Collected data:

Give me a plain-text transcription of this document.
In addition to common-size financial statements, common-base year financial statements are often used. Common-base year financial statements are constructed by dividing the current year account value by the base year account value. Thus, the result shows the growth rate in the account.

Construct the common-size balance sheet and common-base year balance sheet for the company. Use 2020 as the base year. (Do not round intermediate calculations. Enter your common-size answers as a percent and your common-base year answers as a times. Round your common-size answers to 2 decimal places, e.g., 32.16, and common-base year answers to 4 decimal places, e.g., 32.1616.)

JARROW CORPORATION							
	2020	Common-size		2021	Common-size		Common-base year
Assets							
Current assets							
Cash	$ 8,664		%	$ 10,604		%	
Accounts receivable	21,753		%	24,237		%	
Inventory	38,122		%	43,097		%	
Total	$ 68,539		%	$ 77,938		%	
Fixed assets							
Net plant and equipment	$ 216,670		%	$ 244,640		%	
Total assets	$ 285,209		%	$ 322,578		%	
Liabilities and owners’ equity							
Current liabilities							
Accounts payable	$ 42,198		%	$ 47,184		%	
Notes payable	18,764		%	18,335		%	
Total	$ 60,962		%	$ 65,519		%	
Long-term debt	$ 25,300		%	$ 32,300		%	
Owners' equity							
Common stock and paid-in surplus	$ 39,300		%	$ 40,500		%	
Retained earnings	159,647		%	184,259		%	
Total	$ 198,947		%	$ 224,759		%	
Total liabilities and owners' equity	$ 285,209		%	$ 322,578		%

### What to work on
Select all lines in the listing above where the word "Total" appears, and show them.

### Exercise output
Total	$ 68,539		%	$ 77,938		%	
Total assets	$ 285,209		%	$ 322,578		%	
Total	$ 60,962		%	$ 65,519		%	
Total	$ 198,947		%	$ 224,759		%	
Total liabilities and owners' equity	$ 285,209		%	$ 322,578		%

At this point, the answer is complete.